Task to carry out ::
Set down every entry again word for word, please, but skip the pictures.
== Source records ==
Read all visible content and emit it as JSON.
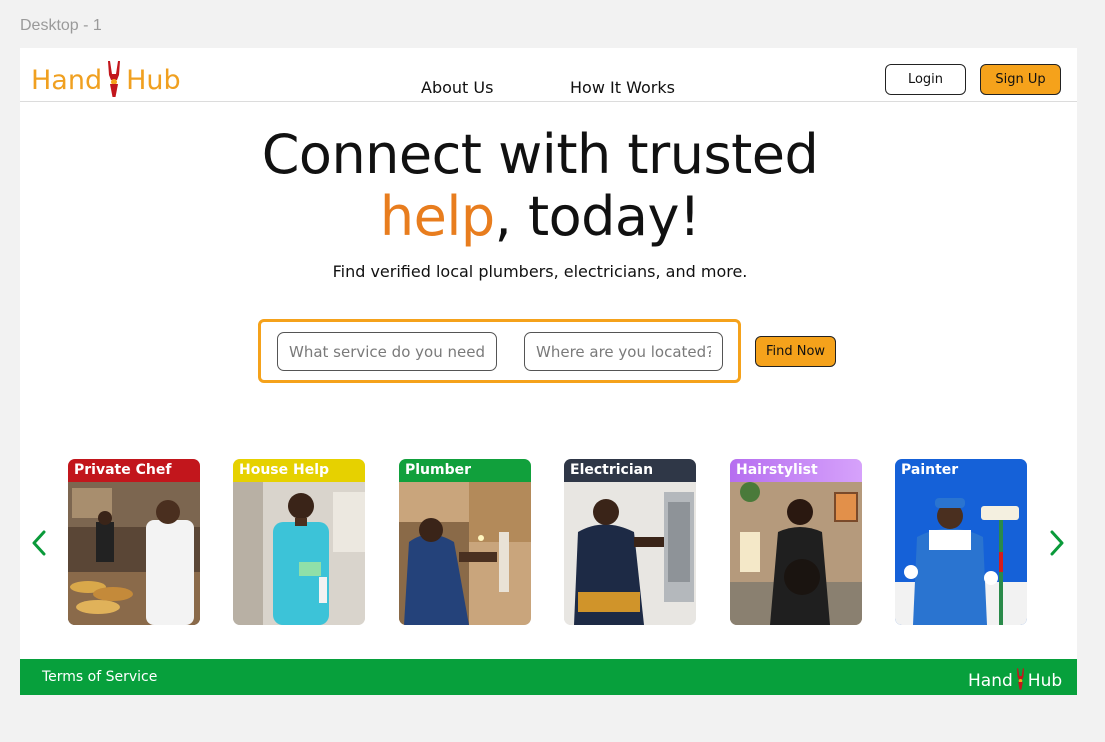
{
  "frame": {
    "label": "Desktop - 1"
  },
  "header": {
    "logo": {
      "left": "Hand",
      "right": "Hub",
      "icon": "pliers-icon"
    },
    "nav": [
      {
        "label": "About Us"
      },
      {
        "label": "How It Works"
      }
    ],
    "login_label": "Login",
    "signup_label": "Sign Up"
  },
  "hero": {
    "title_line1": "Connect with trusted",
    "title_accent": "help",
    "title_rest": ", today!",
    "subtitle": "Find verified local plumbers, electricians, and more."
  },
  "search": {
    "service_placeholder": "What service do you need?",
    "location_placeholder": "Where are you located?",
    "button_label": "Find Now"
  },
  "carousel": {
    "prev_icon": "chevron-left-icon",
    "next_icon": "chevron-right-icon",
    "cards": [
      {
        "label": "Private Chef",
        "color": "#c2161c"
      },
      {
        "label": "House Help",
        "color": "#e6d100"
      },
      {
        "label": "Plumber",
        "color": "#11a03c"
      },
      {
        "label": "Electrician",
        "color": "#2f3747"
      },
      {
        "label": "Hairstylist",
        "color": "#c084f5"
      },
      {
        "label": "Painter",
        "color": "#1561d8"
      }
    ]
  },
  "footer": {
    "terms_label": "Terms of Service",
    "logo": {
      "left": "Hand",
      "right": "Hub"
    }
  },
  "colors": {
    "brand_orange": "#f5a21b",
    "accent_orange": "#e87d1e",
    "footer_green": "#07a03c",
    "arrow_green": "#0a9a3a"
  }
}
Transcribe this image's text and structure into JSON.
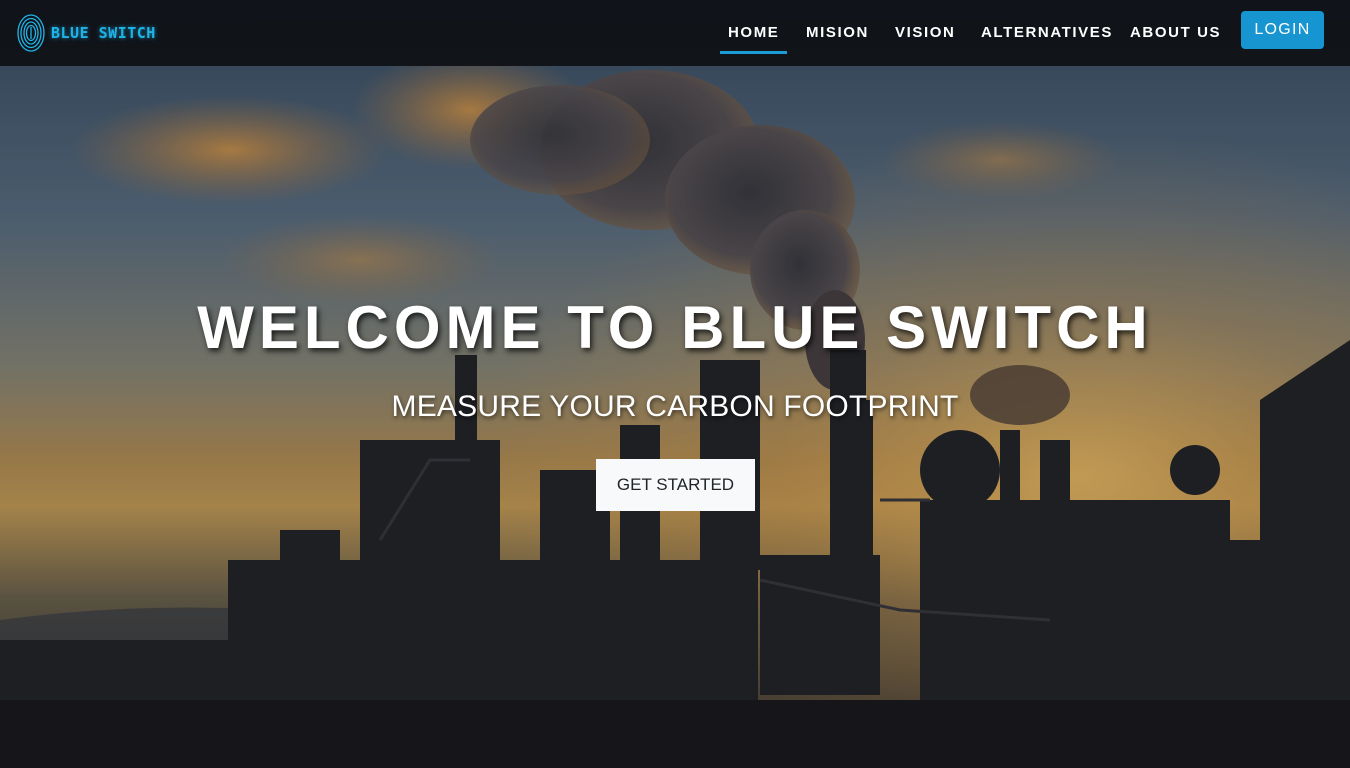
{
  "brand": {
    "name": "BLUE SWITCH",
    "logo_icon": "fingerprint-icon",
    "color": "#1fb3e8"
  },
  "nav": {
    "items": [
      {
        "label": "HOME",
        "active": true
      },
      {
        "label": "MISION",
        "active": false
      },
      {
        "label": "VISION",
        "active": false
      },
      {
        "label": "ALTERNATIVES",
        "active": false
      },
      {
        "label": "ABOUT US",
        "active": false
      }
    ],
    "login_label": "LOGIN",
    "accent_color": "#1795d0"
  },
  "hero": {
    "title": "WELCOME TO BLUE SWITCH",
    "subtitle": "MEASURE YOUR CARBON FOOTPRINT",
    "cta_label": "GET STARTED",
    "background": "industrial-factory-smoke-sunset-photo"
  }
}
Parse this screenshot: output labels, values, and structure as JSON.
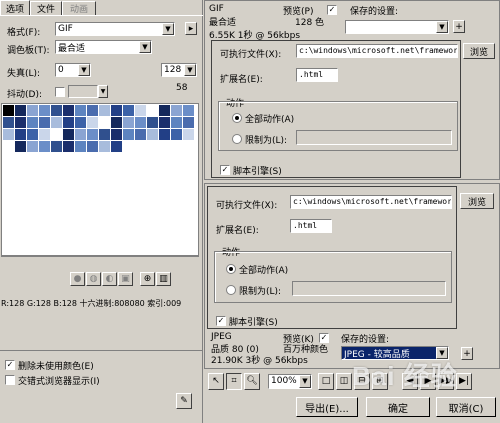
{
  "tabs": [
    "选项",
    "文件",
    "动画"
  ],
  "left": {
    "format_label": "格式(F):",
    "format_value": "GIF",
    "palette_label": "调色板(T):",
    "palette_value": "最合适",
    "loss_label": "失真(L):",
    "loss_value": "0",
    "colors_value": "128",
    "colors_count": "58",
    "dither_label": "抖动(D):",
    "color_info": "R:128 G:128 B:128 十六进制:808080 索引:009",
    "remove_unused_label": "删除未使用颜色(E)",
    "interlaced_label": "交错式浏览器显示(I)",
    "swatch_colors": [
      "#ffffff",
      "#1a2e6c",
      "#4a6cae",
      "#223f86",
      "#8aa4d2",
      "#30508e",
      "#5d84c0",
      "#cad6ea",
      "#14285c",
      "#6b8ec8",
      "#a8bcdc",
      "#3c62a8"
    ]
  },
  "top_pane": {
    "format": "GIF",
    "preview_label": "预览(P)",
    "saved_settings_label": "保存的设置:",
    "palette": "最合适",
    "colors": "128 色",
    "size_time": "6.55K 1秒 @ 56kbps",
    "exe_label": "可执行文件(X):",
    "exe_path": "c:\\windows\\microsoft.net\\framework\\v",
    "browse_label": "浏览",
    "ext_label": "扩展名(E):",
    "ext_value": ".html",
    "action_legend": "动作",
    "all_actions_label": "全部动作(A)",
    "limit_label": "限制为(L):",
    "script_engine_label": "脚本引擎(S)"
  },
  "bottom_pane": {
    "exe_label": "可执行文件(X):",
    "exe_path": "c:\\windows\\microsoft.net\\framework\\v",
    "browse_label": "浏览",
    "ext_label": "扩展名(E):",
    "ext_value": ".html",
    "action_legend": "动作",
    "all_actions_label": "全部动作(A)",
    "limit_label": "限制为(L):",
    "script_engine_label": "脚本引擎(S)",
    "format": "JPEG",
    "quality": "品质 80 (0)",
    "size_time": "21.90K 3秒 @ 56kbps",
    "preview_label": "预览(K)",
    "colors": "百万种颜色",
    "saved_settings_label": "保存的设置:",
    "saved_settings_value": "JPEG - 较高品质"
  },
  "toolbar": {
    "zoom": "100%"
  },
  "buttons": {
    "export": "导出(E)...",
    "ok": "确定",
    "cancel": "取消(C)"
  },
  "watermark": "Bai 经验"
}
===
Exercise solution ::
Read all visible content and emit it as JSON.
{
  "frame": {
    "label": "Desktop - 1"
  },
  "header": {
    "logo": {
      "left": "Hand",
      "right": "Hub",
      "icon": "pliers-icon"
    },
    "nav": [
      {
        "label": "About Us"
      },
      {
        "label": "How It Works"
      }
    ],
    "login_label": "Login",
    "signup_label": "Sign Up"
  },
  "hero": {
    "title_line1": "Connect with trusted",
    "title_accent": "help",
    "title_rest": ", today!",
    "subtitle": "Find verified local plumbers, electricians, and more."
  },
  "search": {
    "service_placeholder": "What service do you need?",
    "location_placeholder": "Where are you located?",
    "button_label": "Find Now"
  },
  "carousel": {
    "prev_icon": "chevron-left-icon",
    "next_icon": "chevron-right-icon",
    "cards": [
      {
        "label": "Private Chef",
        "color": "#c2161c"
      },
      {
        "label": "House Help",
        "color": "#e6d100"
      },
      {
        "label": "Plumber",
        "color": "#11a03c"
      },
      {
        "label": "Electrician",
        "color": "#2f3747"
      },
      {
        "label": "Hairstylist",
        "color": "#c084f5"
      },
      {
        "label": "Painter",
        "color": "#1561d8"
      }
    ]
  },
  "footer": {
    "terms_label": "Terms of Service",
    "logo": {
      "left": "Hand",
      "right": "Hub"
    }
  },
  "colors": {
    "brand_orange": "#f5a21b",
    "accent_orange": "#e87d1e",
    "footer_green": "#07a03c",
    "arrow_green": "#0a9a3a"
  }
}
Transcribe this image's text and structure into JSON.
{
  "brand": {
    "name": "BLUE SWITCH",
    "logo_icon": "fingerprint-icon",
    "color": "#1fb3e8"
  },
  "nav": {
    "items": [
      {
        "label": "HOME",
        "active": true
      },
      {
        "label": "MISION",
        "active": false
      },
      {
        "label": "VISION",
        "active": false
      },
      {
        "label": "ALTERNATIVES",
        "active": false
      },
      {
        "label": "ABOUT US",
        "active": false
      }
    ],
    "login_label": "LOGIN",
    "accent_color": "#1795d0"
  },
  "hero": {
    "title": "WELCOME TO BLUE SWITCH",
    "subtitle": "MEASURE YOUR CARBON FOOTPRINT",
    "cta_label": "GET STARTED",
    "background": "industrial-factory-smoke-sunset-photo"
  }
}
Parse this screenshot: output labels, values, and structure as JSON.
{
  "tabs": [
    "选项",
    "文件",
    "动画"
  ],
  "left": {
    "format_label": "格式(F):",
    "format_value": "GIF",
    "palette_label": "调色板(T):",
    "palette_value": "最合适",
    "loss_label": "失真(L):",
    "loss_value": "0",
    "colors_value": "128",
    "colors_count": "58",
    "dither_label": "抖动(D):",
    "color_info": "R:128 G:128 B:128 十六进制:808080 索引:009",
    "remove_unused_label": "删除未使用颜色(E)",
    "interlaced_label": "交错式浏览器显示(I)",
    "swatch_colors": [
      "#ffffff",
      "#1a2e6c",
      "#4a6cae",
      "#223f86",
      "#8aa4d2",
      "#30508e",
      "#5d84c0",
      "#cad6ea",
      "#14285c",
      "#6b8ec8",
      "#a8bcdc",
      "#3c62a8"
    ]
  },
  "top_pane": {
    "format": "GIF",
    "preview_label": "预览(P)",
    "saved_settings_label": "保存的设置:",
    "palette": "最合适",
    "colors": "128 色",
    "size_time": "6.55K 1秒 @ 56kbps",
    "exe_label": "可执行文件(X):",
    "exe_path": "c:\\windows\\microsoft.net\\framework\\v",
    "browse_label": "浏览",
    "ext_label": "扩展名(E):",
    "ext_value": ".html",
    "action_legend": "动作",
    "all_actions_label": "全部动作(A)",
    "limit_label": "限制为(L):",
    "script_engine_label": "脚本引擎(S)"
  },
  "bottom_pane": {
    "exe_label": "可执行文件(X):",
    "exe_path": "c:\\windows\\microsoft.net\\framework\\v",
    "browse_label": "浏览",
    "ext_label": "扩展名(E):",
    "ext_value": ".html",
    "action_legend": "动作",
    "all_actions_label": "全部动作(A)",
    "limit_label": "限制为(L):",
    "script_engine_label": "脚本引擎(S)",
    "format": "JPEG",
    "quality": "品质 80 (0)",
    "size_time": "21.90K 3秒 @ 56kbps",
    "preview_label": "预览(K)",
    "colors": "百万种颜色",
    "saved_settings_label": "保存的设置:",
    "saved_settings_value": "JPEG - 较高品质"
  },
  "toolbar": {
    "zoom": "100%"
  },
  "buttons": {
    "export": "导出(E)...",
    "ok": "确定",
    "cancel": "取消(C)"
  },
  "watermark": "Bai 经验"
}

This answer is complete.